EXERCISE AIM: Draw out every line with the word "this" from the listing below.

** start RECORDS FOR THE EXERCISE **

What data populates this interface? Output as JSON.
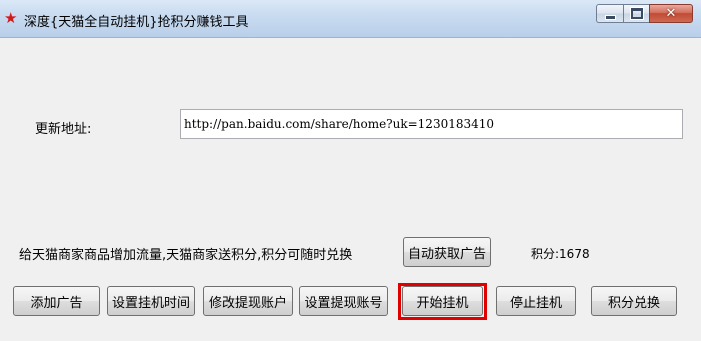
{
  "window": {
    "title": "深度{天猫全自动挂机}抢积分赚钱工具",
    "icon": "red-star-icon"
  },
  "form": {
    "update_label": "更新地址:",
    "update_url": "http://pan.baidu.com/share/home?uk=1230183410"
  },
  "info": {
    "description": "给天猫商家商品增加流量,天猫商家送积分,积分可随时兑换",
    "points_label": "积分:",
    "points_value": "1678",
    "auto_ad_button": "自动获取广告"
  },
  "buttons": {
    "add_ad": "添加广告",
    "set_time": "设置挂机时间",
    "modify_account": "修改提现账户",
    "set_account_no": "设置提现账号",
    "start": "开始挂机",
    "stop": "停止挂机",
    "redeem": "积分兑换"
  },
  "colors": {
    "highlight": "#e00000",
    "accent": "#d21a1a"
  }
}
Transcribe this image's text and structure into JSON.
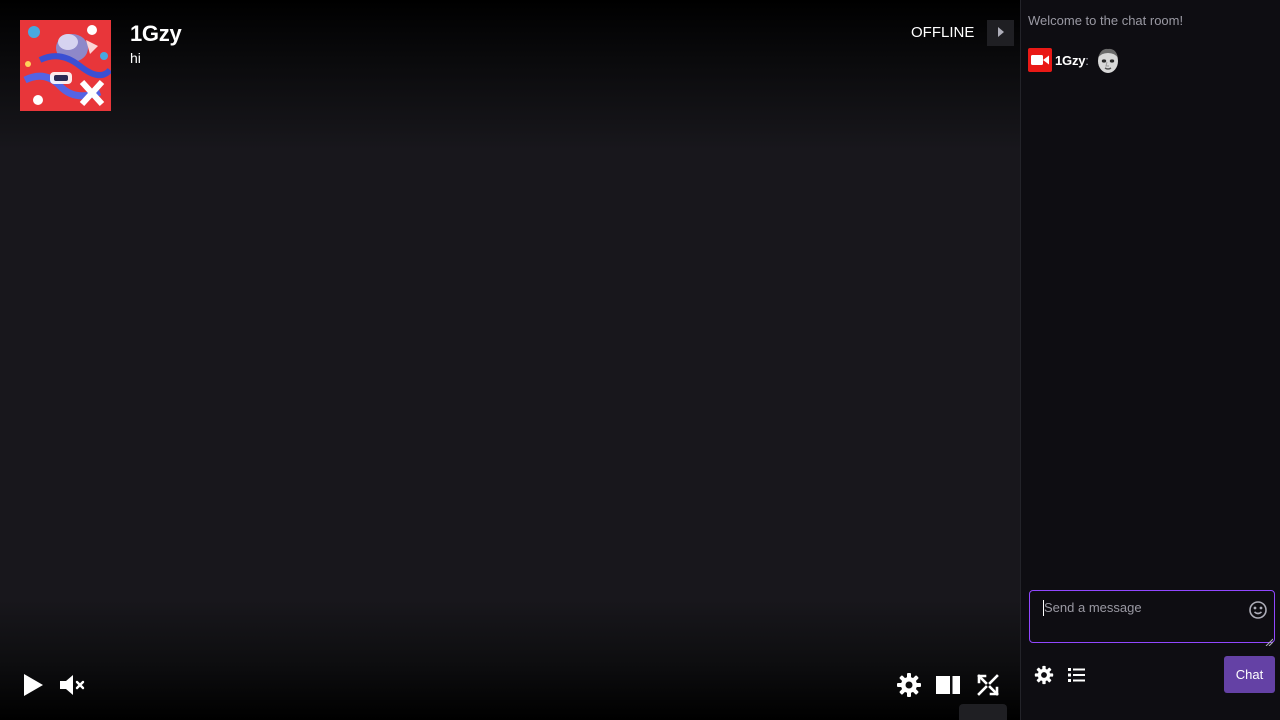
{
  "player": {
    "channel_name": "1Gzy",
    "status_text": "hi",
    "offline_label": "OFFLINE",
    "controls": {
      "play": "play-icon",
      "mute": "volume-muted-icon",
      "settings": "gear-icon",
      "theatre": "theatre-mode-icon",
      "fullscreen": "fullscreen-icon"
    }
  },
  "chat": {
    "welcome": "Welcome to the chat room!",
    "messages": [
      {
        "username": "1Gzy",
        "separator": ":",
        "badge": "broadcaster-badge",
        "emote": "face-emote"
      }
    ],
    "input": {
      "placeholder": "Send a message"
    },
    "send_label": "Chat",
    "accent": "#9147ff",
    "button_color": "#6441a5"
  }
}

** end RECORDS FOR THE EXERCISE **

TASK OUTPUT:
What data populates this interface? Output as JSON.
Transcribe this image's text and structure into JSON.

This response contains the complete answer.